+++ RECORDS FOR THE EXERCISE +++

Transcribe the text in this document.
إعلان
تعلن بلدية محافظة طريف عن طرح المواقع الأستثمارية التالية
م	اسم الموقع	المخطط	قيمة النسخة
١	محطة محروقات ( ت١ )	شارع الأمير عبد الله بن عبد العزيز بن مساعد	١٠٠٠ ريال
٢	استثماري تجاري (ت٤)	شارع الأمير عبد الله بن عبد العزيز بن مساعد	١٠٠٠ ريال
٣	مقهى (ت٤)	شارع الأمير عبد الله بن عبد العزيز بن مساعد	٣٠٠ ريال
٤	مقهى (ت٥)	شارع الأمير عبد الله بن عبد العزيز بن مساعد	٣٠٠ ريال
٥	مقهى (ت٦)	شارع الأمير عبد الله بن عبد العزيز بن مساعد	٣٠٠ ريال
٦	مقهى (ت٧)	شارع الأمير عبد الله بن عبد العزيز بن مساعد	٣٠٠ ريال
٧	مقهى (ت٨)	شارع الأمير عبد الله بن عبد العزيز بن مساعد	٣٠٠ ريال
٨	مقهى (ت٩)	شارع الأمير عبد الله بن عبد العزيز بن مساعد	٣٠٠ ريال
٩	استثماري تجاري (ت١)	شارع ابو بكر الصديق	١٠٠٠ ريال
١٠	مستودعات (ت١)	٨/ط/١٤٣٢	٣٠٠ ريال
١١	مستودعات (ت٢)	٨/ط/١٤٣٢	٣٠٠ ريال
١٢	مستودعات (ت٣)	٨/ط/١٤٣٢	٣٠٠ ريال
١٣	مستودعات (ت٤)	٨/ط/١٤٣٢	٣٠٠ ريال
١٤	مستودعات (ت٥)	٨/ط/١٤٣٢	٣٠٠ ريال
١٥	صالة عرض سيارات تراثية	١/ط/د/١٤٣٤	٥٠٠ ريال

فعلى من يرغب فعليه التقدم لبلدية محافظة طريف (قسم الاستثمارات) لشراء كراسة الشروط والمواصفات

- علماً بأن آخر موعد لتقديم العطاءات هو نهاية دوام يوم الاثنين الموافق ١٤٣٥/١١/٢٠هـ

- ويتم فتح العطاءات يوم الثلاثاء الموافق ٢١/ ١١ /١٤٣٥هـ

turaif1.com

+++

_TASK_
Extract every entry above as it appears.

_ANSWER TO THE TASK_
Transcribe the text in this document.
إعلان
تعلن بلدية محافظة طريف عن طرح المواقع الأستثمارية التالية
م	اسم الموقع	المخطط	قيمة النسخة
١	محطة محروقات ( ت١ )	شارع الأمير عبد الله بن عبد العزيز بن مساعد	١٠٠٠ ريال
٢	استثماري تجاري (ت٤)	شارع الأمير عبد الله بن عبد العزيز بن مساعد	١٠٠٠ ريال
٣	مقهى (ت٤)	شارع الأمير عبد الله بن عبد العزيز بن مساعد	٣٠٠ ريال
٤	مقهى (ت٥)	شارع الأمير عبد الله بن عبد العزيز بن مساعد	٣٠٠ ريال
٥	مقهى (ت٦)	شارع الأمير عبد الله بن عبد العزيز بن مساعد	٣٠٠ ريال
٦	مقهى (ت٧)	شارع الأمير عبد الله بن عبد العزيز بن مساعد	٣٠٠ ريال
٧	مقهى (ت٨)	شارع الأمير عبد الله بن عبد العزيز بن مساعد	٣٠٠ ريال
٨	مقهى (ت٩)	شارع الأمير عبد الله بن عبد العزيز بن مساعد	٣٠٠ ريال
٩	استثماري تجاري (ت١)	شارع ابو بكر الصديق	١٠٠٠ ريال
١٠	مستودعات (ت١)	٨/ط/١٤٣٢	٣٠٠ ريال
١١	مستودعات (ت٢)	٨/ط/١٤٣٢	٣٠٠ ريال
١٢	مستودعات (ت٣)	٨/ط/١٤٣٢	٣٠٠ ريال
١٣	مستودعات (ت٤)	٨/ط/١٤٣٢	٣٠٠ ريال
١٤	مستودعات (ت٥)	٨/ط/١٤٣٢	٣٠٠ ريال
١٥	صالة عرض سيارات تراثية	١/ط/د/١٤٣٤	٥٠٠ ريال

فعلى من يرغب فعليه التقدم لبلدية محافظة طريف (قسم الاستثمارات) لشراء كراسة الشروط والمواصفات

- علماً بأن آخر موعد لتقديم العطاءات هو نهاية دوام يوم الاثنين الموافق ١٤٣٥/١١/٢٠هـ

- ويتم فتح العطاءات يوم الثلاثاء الموافق ٢١/ ١١ /١٤٣٥هـ

turaif1.com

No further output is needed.